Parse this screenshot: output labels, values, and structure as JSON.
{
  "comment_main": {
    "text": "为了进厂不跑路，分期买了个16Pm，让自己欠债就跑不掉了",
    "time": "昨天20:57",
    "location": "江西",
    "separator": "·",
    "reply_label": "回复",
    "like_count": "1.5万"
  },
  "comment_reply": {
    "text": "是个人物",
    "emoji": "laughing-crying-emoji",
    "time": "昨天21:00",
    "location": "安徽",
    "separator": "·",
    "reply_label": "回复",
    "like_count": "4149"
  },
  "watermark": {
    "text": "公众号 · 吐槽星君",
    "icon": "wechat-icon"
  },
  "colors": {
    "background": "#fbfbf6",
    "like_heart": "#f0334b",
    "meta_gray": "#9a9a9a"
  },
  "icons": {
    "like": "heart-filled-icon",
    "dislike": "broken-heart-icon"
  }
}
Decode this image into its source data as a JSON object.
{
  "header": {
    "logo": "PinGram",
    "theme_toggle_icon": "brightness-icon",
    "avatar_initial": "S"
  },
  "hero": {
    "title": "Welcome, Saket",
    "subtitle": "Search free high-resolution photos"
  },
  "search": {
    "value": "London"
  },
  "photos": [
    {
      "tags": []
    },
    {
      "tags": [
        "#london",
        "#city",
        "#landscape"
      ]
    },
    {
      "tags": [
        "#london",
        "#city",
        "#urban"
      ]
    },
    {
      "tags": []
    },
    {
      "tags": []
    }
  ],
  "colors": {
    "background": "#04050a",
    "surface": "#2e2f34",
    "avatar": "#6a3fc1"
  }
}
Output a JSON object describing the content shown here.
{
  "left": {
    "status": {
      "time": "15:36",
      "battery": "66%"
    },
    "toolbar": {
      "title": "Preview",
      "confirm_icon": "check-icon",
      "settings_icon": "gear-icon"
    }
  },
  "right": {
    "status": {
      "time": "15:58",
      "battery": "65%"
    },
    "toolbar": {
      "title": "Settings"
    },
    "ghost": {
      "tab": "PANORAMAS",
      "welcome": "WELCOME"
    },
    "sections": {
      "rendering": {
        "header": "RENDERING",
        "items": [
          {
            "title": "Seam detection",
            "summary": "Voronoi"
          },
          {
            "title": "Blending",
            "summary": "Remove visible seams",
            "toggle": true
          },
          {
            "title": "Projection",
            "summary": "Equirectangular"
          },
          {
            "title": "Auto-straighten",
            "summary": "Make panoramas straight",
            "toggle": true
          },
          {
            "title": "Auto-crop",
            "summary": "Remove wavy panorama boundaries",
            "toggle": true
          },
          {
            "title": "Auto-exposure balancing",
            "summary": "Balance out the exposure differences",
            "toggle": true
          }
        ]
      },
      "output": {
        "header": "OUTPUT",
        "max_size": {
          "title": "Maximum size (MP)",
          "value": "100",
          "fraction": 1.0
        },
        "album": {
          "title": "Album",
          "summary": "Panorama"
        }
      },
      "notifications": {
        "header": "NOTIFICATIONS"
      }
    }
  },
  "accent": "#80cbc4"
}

________

● What is being asked: Return the entries in full, keeping every line exactly as it is.

● Right answer:
Parse this screenshot: output labels, values, and structure as JSON.
{
  "comment_main": {
    "text": "为了进厂不跑路，分期买了个16Pm，让自己欠债就跑不掉了",
    "time": "昨天20:57",
    "location": "江西",
    "separator": "·",
    "reply_label": "回复",
    "like_count": "1.5万"
  },
  "comment_reply": {
    "text": "是个人物",
    "emoji": "laughing-crying-emoji",
    "time": "昨天21:00",
    "location": "安徽",
    "separator": "·",
    "reply_label": "回复",
    "like_count": "4149"
  },
  "watermark": {
    "text": "公众号 · 吐槽星君",
    "icon": "wechat-icon"
  },
  "colors": {
    "background": "#fbfbf6",
    "like_heart": "#f0334b",
    "meta_gray": "#9a9a9a"
  },
  "icons": {
    "like": "heart-filled-icon",
    "dislike": "broken-heart-icon"
  }
}
Decode this image into its source data as a JSON object.
{
  "header": {
    "logo": "PinGram",
    "theme_toggle_icon": "brightness-icon",
    "avatar_initial": "S"
  },
  "hero": {
    "title": "Welcome, Saket",
    "subtitle": "Search free high-resolution photos"
  },
  "search": {
    "value": "London"
  },
  "photos": [
    {
      "tags": []
    },
    {
      "tags": [
        "#london",
        "#city",
        "#landscape"
      ]
    },
    {
      "tags": [
        "#london",
        "#city",
        "#urban"
      ]
    },
    {
      "tags": []
    },
    {
      "tags": []
    }
  ],
  "colors": {
    "background": "#04050a",
    "surface": "#2e2f34",
    "avatar": "#6a3fc1"
  }
}
Output a JSON object describing the content shown here.
{
  "left": {
    "status": {
      "time": "15:36",
      "battery": "66%"
    },
    "toolbar": {
      "title": "Preview",
      "confirm_icon": "check-icon",
      "settings_icon": "gear-icon"
    }
  },
  "right": {
    "status": {
      "time": "15:58",
      "battery": "65%"
    },
    "toolbar": {
      "title": "Settings"
    },
    "ghost": {
      "tab": "PANORAMAS",
      "welcome": "WELCOME"
    },
    "sections": {
      "rendering": {
        "header": "RENDERING",
        "items": [
          {
            "title": "Seam detection",
            "summary": "Voronoi"
          },
          {
            "title": "Blending",
            "summary": "Remove visible seams",
            "toggle": true
          },
          {
            "title": "Projection",
            "summary": "Equirectangular"
          },
          {
            "title": "Auto-straighten",
            "summary": "Make panoramas straight",
            "toggle": true
          },
          {
            "title": "Auto-crop",
            "summary": "Remove wavy panorama boundaries",
            "toggle": true
          },
          {
            "title": "Auto-exposure balancing",
            "summary": "Balance out the exposure differences",
            "toggle": true
          }
        ]
      },
      "output": {
        "header": "OUTPUT",
        "max_size": {
          "title": "Maximum size (MP)",
          "value": "100",
          "fraction": 1.0
        },
        "album": {
          "title": "Album",
          "summary": "Panorama"
        }
      },
      "notifications": {
        "header": "NOTIFICATIONS"
      }
    }
  },
  "accent": "#80cbc4"
}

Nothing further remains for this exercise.